*Written task*. Write the data out again exactly, with no pictures.

** Begin Records for the exercise **

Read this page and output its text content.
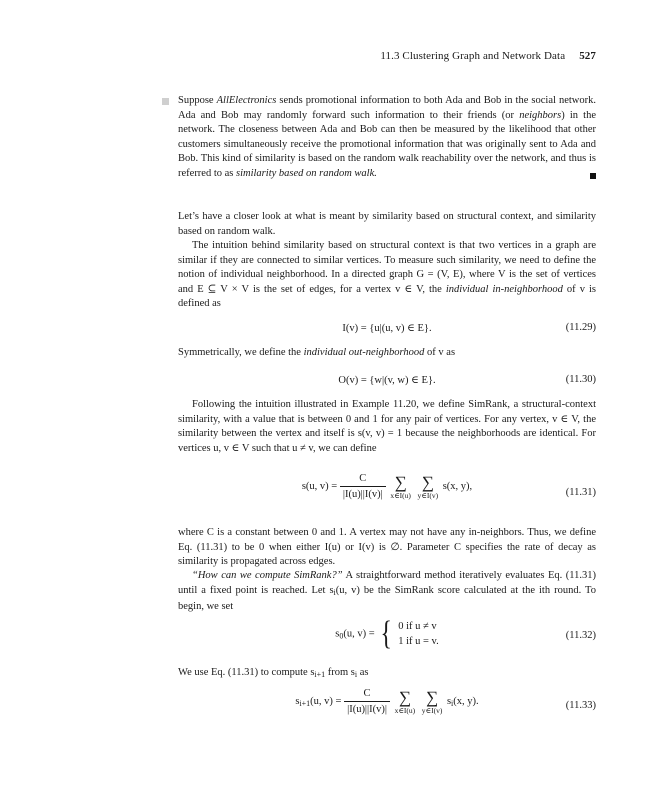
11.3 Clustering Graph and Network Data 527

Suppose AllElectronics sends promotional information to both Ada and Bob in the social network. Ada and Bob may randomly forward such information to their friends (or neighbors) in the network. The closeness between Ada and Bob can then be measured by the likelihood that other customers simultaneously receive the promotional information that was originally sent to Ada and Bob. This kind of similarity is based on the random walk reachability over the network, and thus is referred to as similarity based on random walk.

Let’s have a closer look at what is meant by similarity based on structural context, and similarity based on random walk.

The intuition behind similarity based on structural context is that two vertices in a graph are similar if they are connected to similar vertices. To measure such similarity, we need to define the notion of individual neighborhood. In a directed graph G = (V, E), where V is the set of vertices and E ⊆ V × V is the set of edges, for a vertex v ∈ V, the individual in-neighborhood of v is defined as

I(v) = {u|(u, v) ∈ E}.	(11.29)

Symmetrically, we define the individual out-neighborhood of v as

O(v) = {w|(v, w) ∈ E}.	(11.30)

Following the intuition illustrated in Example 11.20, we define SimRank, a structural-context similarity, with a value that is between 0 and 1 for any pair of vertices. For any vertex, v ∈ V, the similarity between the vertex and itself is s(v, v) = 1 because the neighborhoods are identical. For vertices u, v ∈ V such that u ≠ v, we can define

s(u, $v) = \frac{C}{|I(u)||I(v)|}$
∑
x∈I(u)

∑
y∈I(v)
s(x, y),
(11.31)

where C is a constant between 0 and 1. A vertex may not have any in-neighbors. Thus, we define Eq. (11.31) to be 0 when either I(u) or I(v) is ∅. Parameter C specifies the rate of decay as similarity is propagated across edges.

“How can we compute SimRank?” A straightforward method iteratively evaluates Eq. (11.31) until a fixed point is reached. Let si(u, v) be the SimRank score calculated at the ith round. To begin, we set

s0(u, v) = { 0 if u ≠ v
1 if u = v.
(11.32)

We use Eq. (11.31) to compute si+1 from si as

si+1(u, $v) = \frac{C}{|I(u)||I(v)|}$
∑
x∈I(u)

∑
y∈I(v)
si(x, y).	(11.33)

** End Records for the exercise **

*Result*.
Read this page and output its text content.
11.3 Clustering Graph and Network Data 527

Suppose AllElectronics sends promotional information to both Ada and Bob in the social network. Ada and Bob may randomly forward such information to their friends (or neighbors) in the network. The closeness between Ada and Bob can then be measured by the likelihood that other customers simultaneously receive the promotional information that was originally sent to Ada and Bob. This kind of similarity is based on the random walk reachability over the network, and thus is referred to as similarity based on random walk.

Let’s have a closer look at what is meant by similarity based on structural context, and similarity based on random walk.

The intuition behind similarity based on structural context is that two vertices in a graph are similar if they are connected to similar vertices. To measure such similarity, we need to define the notion of individual neighborhood. In a directed graph G = (V, E), where V is the set of vertices and E ⊆ V × V is the set of edges, for a vertex v ∈ V, the individual in-neighborhood of v is defined as

I(v) = {u|(u, v) ∈ E}.	(11.29)

Symmetrically, we define the individual out-neighborhood of v as

O(v) = {w|(v, w) ∈ E}.	(11.30)

Following the intuition illustrated in Example 11.20, we define SimRank, a structural-context similarity, with a value that is between 0 and 1 for any pair of vertices. For any vertex, v ∈ V, the similarity between the vertex and itself is s(v, v) = 1 because the neighborhoods are identical. For vertices u, v ∈ V such that u ≠ v, we can define

s(u, $v) = \frac{C}{|I(u)||I(v)|}$
∑
x∈I(u)

∑
y∈I(v)
s(x, y),
(11.31)

where C is a constant between 0 and 1. A vertex may not have any in-neighbors. Thus, we define Eq. (11.31) to be 0 when either I(u) or I(v) is ∅. Parameter C specifies the rate of decay as similarity is propagated across edges.

“How can we compute SimRank?” A straightforward method iteratively evaluates Eq. (11.31) until a fixed point is reached. Let si(u, v) be the SimRank score calculated at the ith round. To begin, we set

s0(u, v) = { 0 if u ≠ v
1 if u = v.
(11.32)

We use Eq. (11.31) to compute si+1 from si as

si+1(u, $v) = \frac{C}{|I(u)||I(v)|}$
∑
x∈I(u)

∑
y∈I(v)
si(x, y).	(11.33)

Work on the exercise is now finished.